▸ WHAT YOU NEED TO DO: Within the data that follows, how many lines carry the string "visitez"? Give the number alone.

▸ RECORD EXTRACTS:
╭──

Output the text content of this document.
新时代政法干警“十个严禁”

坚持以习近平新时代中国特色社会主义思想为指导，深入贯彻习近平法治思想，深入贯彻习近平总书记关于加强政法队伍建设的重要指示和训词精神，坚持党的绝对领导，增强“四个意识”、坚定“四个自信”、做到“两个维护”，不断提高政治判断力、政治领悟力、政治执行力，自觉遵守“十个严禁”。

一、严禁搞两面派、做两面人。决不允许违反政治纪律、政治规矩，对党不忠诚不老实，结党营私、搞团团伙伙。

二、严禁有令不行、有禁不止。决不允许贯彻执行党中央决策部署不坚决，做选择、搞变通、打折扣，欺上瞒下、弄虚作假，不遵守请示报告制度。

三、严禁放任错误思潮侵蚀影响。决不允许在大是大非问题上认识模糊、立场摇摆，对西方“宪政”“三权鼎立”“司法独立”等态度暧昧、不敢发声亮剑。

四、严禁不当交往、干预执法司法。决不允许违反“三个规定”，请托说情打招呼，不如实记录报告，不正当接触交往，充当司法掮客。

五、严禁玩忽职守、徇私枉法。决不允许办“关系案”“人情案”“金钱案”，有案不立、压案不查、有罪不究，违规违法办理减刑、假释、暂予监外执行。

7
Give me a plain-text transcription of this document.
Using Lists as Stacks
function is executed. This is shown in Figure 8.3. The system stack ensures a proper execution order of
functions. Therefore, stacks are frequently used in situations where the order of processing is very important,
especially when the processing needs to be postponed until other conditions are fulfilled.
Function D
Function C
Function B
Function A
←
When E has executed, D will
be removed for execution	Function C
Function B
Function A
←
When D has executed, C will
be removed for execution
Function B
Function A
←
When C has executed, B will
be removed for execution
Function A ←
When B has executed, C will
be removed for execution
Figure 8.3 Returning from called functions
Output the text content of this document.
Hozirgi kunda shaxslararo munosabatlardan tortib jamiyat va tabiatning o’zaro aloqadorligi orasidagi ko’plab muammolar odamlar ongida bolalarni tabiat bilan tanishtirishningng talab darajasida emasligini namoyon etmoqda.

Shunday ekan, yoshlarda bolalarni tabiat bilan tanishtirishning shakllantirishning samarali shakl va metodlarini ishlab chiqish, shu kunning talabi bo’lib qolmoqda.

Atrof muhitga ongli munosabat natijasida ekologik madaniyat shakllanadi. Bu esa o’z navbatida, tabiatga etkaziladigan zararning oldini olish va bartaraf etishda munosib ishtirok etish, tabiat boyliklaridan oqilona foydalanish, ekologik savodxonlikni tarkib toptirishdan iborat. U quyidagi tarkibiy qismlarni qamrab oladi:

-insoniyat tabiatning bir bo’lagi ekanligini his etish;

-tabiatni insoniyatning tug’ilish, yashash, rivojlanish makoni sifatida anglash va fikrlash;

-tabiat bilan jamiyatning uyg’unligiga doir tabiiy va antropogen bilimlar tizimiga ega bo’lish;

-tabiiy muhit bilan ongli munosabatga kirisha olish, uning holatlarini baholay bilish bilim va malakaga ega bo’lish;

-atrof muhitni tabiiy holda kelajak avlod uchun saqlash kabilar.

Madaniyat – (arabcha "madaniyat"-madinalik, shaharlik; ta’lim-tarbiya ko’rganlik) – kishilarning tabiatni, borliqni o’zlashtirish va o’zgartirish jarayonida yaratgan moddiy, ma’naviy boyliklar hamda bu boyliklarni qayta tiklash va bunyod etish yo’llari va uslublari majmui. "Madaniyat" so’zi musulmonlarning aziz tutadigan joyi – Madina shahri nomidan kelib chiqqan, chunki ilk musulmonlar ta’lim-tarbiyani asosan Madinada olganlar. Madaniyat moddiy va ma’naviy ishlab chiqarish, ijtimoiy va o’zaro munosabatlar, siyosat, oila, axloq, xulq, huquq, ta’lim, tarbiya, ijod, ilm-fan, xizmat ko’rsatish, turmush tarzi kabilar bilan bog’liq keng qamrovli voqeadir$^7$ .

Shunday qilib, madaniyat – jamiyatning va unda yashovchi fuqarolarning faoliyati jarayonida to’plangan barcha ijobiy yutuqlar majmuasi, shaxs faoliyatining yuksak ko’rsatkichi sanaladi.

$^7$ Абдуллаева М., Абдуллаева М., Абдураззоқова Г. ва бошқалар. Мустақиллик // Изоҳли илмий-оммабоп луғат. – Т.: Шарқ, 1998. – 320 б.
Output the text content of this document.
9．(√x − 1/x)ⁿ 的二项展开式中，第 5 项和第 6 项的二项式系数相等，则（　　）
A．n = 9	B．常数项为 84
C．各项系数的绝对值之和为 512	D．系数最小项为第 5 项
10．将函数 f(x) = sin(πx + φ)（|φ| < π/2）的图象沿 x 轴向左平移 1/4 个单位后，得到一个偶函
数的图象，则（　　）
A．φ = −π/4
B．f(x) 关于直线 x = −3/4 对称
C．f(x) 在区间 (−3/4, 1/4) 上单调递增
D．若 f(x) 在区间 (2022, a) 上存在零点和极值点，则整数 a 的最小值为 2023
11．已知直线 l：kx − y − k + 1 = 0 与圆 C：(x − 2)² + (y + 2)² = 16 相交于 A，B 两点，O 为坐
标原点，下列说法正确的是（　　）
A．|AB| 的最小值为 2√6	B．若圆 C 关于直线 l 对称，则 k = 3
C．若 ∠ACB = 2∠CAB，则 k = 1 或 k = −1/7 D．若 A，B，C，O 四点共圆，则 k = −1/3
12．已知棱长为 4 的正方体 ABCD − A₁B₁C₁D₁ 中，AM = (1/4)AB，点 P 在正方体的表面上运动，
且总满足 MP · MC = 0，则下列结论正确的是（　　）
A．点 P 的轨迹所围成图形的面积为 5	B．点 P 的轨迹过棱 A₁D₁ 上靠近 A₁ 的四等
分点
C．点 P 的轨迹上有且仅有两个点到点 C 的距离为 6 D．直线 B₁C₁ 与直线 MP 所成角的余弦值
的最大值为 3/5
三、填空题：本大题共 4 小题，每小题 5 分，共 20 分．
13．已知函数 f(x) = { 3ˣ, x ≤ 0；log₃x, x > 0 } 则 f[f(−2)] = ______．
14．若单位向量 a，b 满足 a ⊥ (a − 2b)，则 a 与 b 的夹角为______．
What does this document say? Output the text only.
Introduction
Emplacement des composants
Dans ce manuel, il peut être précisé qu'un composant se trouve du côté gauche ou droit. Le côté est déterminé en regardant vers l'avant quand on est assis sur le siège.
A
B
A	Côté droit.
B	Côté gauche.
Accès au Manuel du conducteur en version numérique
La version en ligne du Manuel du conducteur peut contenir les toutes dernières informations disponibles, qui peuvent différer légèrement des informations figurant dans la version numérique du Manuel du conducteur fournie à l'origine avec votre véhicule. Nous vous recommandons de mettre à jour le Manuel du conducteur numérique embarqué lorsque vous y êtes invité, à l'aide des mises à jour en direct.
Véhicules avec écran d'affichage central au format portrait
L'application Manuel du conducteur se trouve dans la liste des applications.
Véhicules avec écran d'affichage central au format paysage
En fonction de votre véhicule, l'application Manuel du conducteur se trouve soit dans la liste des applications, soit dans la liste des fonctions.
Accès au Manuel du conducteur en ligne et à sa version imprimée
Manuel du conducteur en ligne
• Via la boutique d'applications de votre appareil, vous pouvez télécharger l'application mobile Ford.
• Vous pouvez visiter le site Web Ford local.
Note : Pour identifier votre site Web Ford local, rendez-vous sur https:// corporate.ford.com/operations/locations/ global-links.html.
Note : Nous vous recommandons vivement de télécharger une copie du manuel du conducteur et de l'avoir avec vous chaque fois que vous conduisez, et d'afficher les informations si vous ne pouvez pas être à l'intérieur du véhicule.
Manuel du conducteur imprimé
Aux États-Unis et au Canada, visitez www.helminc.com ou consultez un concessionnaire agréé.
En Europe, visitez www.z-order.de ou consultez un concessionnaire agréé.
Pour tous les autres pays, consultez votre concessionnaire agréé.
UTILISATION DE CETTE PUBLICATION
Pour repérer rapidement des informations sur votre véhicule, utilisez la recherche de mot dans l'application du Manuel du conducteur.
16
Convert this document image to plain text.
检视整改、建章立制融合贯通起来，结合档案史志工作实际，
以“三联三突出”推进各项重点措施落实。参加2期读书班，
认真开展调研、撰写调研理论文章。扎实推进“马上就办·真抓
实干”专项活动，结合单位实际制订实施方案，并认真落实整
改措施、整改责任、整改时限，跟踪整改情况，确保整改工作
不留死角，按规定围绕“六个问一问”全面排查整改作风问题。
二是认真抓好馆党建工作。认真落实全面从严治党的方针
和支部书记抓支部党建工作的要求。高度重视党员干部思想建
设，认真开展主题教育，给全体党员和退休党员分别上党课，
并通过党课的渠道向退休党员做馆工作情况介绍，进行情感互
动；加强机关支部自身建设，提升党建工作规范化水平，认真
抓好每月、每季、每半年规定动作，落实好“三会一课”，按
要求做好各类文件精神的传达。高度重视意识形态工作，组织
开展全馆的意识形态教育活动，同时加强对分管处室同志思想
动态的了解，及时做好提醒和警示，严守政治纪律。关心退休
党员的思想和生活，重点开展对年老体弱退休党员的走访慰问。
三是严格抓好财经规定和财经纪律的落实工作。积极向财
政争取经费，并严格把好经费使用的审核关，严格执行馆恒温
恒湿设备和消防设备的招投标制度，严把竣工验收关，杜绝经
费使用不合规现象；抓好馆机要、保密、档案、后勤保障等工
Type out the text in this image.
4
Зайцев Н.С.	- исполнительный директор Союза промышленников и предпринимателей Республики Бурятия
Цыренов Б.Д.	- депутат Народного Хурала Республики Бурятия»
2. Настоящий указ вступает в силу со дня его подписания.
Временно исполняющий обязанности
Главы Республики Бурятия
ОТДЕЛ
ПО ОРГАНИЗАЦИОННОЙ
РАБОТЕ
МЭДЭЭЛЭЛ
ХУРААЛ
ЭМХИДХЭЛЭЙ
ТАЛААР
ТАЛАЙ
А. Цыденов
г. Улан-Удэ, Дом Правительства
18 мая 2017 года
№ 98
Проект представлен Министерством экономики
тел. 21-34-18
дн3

╰──

▸ ANSWER TO THIS EXERCISE: 2